--- START TASK INPUTS ---

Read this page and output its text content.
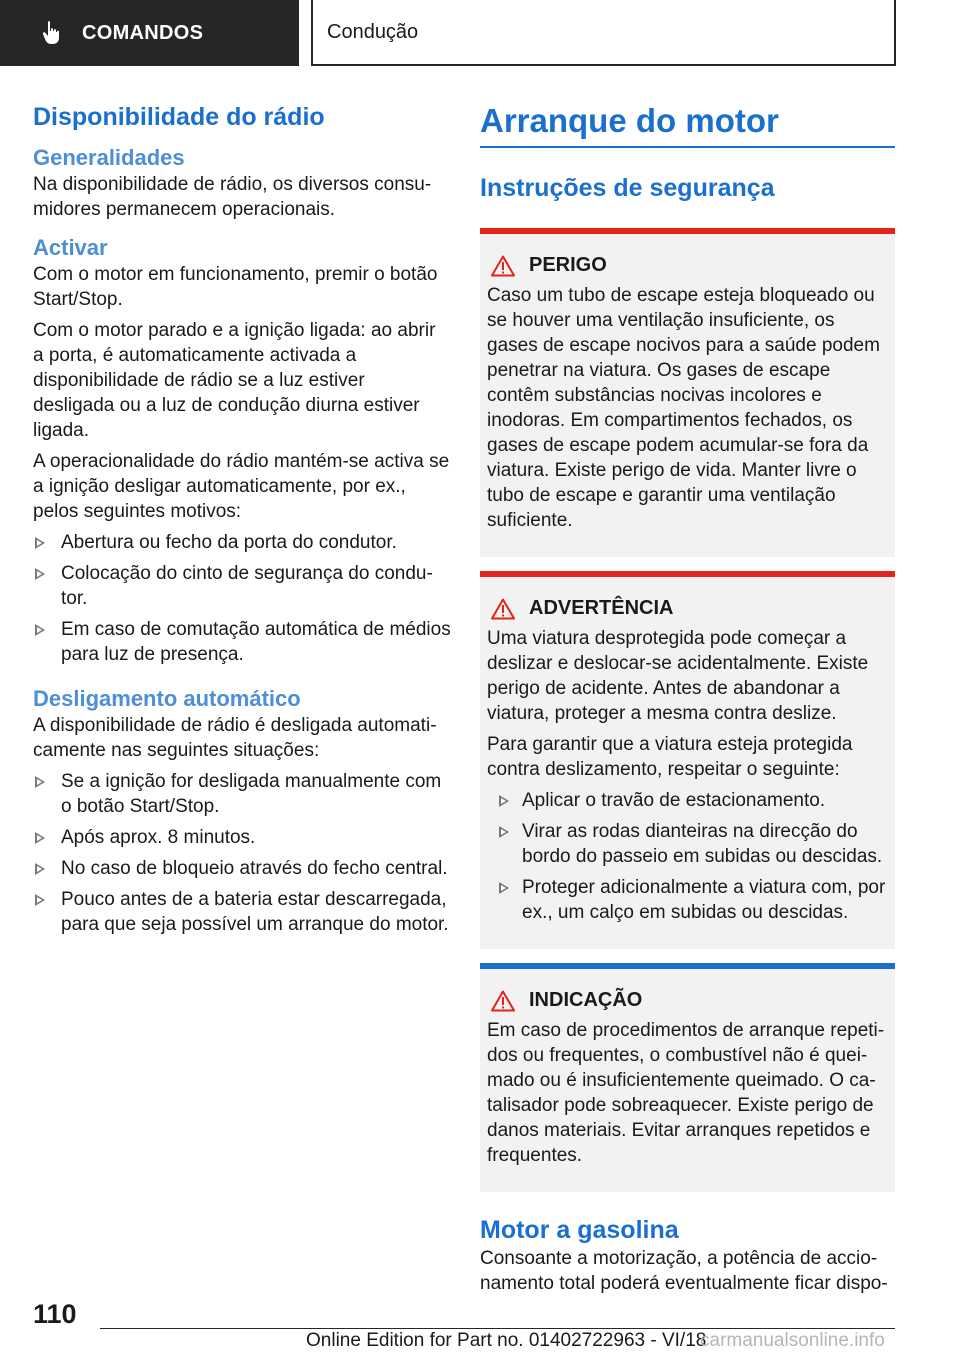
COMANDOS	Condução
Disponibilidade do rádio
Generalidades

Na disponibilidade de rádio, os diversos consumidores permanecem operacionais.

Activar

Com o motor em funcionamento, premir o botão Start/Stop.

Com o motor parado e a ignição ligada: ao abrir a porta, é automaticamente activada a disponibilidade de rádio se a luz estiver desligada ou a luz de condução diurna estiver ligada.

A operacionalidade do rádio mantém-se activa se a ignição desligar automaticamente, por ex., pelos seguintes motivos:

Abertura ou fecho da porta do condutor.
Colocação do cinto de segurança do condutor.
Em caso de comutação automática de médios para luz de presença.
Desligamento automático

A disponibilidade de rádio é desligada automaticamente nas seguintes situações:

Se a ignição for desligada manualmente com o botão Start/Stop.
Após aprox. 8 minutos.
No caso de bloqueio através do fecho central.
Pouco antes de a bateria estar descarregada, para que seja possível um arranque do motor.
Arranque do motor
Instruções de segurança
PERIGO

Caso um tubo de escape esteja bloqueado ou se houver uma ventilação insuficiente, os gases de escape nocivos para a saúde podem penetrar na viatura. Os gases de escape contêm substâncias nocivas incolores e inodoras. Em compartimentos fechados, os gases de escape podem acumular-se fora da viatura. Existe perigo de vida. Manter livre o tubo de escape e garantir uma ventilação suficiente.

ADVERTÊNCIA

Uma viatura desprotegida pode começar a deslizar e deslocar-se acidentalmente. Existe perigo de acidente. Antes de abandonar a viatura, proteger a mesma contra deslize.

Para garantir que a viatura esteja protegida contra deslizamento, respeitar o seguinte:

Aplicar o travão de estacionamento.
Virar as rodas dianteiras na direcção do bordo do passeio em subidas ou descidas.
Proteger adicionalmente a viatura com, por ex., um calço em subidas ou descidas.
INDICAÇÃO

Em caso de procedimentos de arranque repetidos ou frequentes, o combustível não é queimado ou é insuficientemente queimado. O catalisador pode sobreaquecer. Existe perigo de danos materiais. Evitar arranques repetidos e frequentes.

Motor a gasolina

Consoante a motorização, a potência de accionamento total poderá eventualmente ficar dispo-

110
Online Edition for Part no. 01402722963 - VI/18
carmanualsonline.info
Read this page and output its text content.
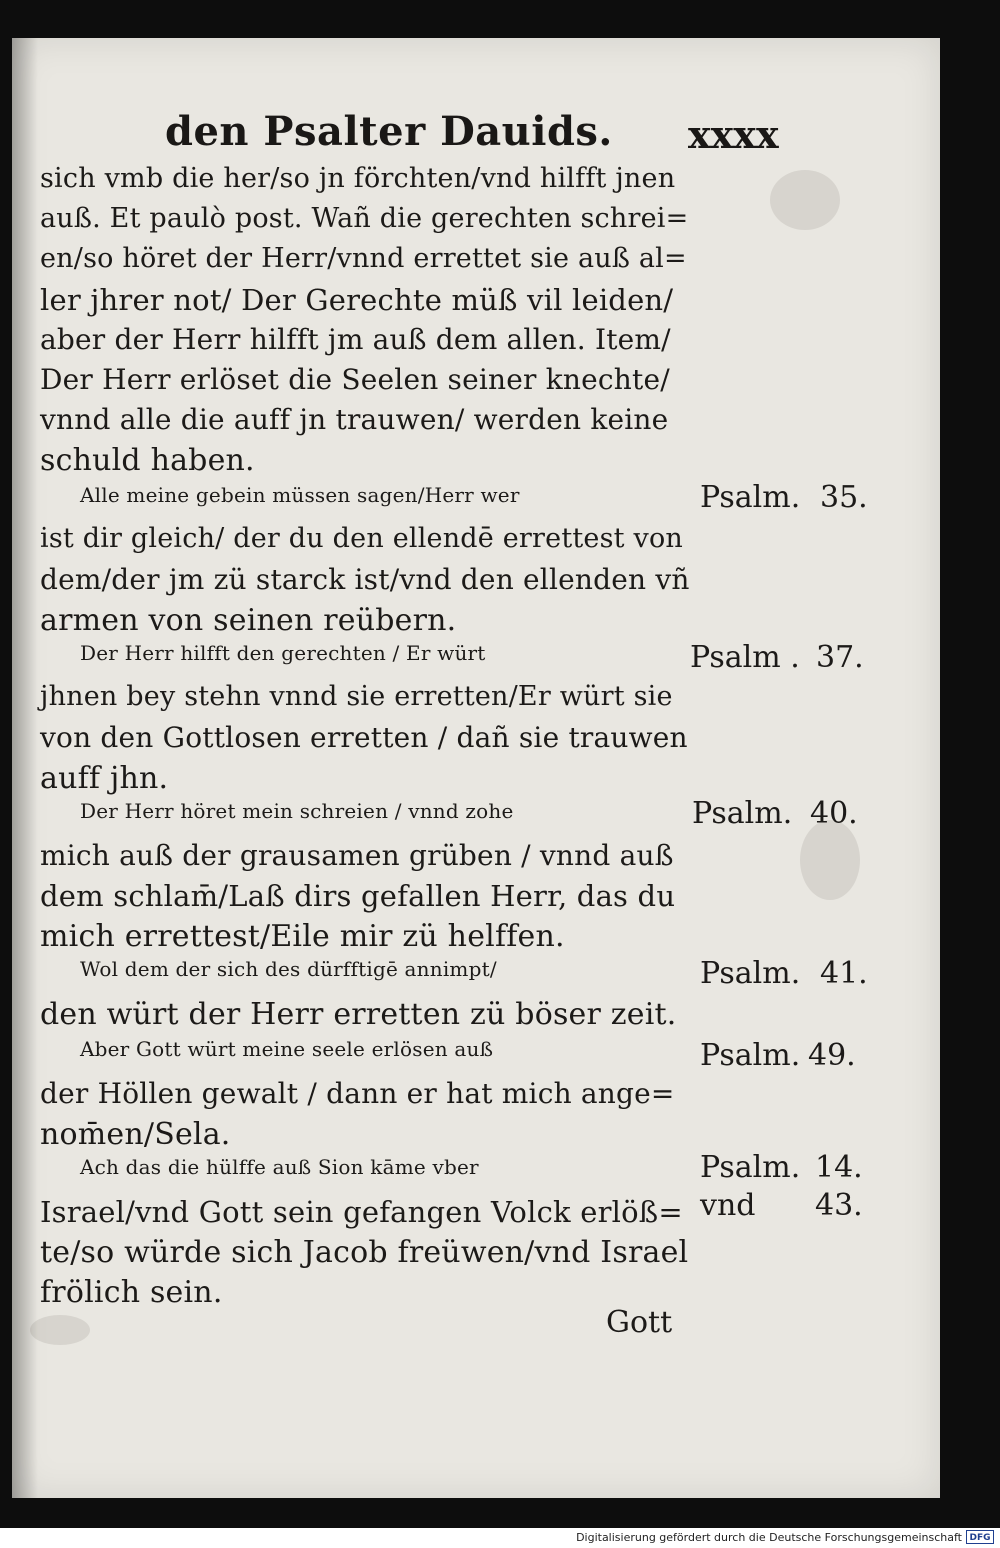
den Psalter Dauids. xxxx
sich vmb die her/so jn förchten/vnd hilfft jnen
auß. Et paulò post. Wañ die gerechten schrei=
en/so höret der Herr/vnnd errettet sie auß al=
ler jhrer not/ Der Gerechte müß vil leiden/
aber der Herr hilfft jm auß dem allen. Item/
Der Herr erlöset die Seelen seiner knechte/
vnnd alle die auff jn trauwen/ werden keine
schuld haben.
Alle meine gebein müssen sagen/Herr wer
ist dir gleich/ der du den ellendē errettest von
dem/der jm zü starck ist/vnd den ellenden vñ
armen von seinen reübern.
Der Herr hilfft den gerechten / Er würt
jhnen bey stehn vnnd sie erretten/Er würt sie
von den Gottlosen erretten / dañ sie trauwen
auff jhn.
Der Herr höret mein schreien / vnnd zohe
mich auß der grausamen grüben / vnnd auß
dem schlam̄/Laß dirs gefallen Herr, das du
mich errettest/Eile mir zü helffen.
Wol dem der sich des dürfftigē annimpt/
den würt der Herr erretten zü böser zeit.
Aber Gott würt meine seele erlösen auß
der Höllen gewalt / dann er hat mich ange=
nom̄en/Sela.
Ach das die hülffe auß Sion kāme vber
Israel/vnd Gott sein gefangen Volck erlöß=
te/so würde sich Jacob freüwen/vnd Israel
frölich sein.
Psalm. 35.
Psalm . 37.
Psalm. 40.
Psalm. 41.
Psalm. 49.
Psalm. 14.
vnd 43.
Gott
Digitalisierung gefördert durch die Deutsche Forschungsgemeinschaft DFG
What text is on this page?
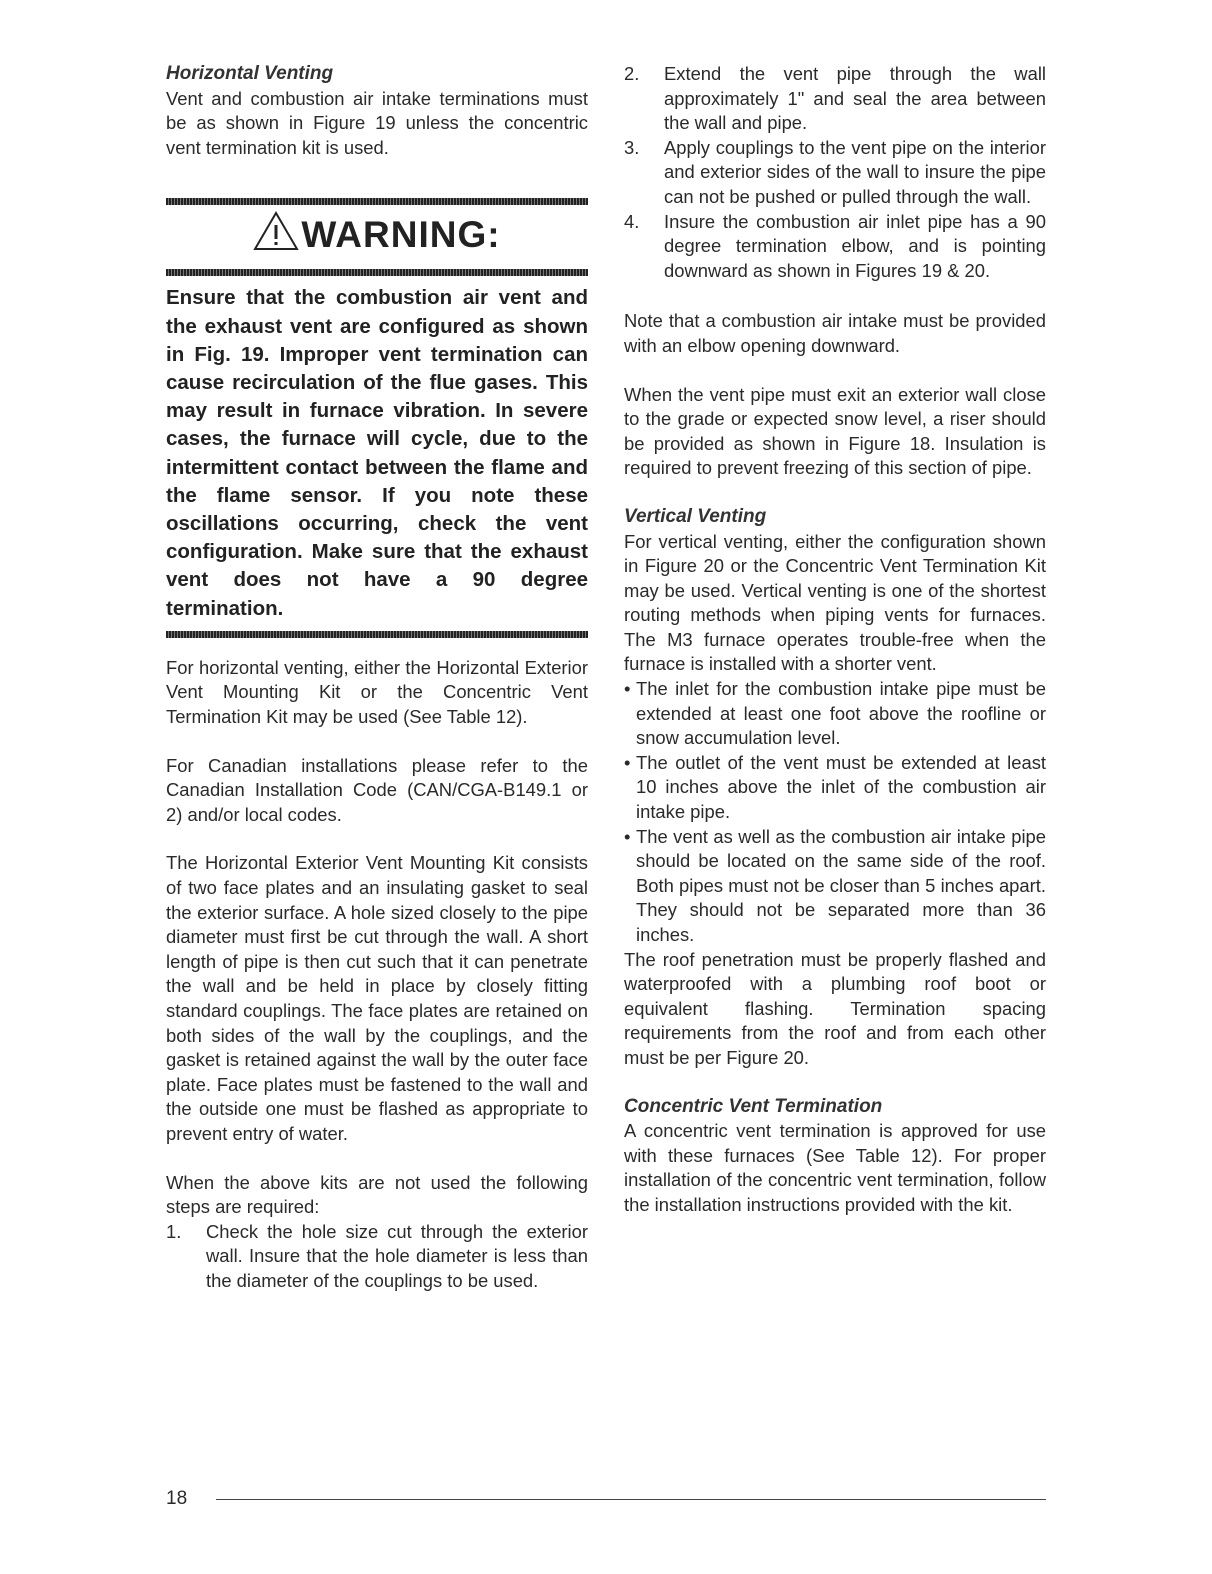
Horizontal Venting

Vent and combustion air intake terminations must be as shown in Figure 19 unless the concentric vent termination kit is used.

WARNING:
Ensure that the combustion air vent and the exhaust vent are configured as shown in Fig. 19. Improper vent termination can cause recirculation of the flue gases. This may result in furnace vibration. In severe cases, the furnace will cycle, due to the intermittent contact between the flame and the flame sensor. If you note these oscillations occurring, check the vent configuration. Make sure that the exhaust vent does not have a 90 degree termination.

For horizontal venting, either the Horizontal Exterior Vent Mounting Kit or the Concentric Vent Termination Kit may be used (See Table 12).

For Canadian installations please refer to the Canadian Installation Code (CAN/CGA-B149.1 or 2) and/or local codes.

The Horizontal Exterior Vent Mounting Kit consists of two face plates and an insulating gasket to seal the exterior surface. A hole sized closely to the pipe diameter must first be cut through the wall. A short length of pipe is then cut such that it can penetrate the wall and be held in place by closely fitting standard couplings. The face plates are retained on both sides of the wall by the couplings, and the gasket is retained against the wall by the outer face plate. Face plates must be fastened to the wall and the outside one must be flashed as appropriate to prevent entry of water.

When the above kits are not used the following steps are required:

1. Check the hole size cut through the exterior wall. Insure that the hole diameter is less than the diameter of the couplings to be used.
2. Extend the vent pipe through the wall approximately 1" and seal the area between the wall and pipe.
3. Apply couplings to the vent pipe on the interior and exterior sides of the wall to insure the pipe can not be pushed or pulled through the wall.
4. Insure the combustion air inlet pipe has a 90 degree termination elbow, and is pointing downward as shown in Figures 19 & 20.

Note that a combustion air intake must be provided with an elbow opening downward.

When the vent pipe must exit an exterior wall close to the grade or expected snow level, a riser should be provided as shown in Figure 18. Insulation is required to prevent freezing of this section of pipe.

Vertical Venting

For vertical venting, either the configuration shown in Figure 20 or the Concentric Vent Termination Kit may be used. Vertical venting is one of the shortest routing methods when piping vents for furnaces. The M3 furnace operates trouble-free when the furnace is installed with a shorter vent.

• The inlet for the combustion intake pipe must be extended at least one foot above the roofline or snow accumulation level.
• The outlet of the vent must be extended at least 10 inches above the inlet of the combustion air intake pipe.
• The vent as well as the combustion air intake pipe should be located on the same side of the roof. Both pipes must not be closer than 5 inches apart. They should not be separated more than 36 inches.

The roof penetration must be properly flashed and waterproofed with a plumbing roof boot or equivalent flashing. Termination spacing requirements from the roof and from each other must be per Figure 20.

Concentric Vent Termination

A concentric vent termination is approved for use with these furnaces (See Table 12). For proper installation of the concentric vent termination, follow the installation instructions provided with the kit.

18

--- END TASK INPUTS ---

=== WHAT YOU SHOULD DO ===
Find the word "auff" in the material, then list each line that holds it.

=== SOLUTION FOR THIS TASK ===
vnnd alle die auff jn trauwen/ werden keine
auff jhn.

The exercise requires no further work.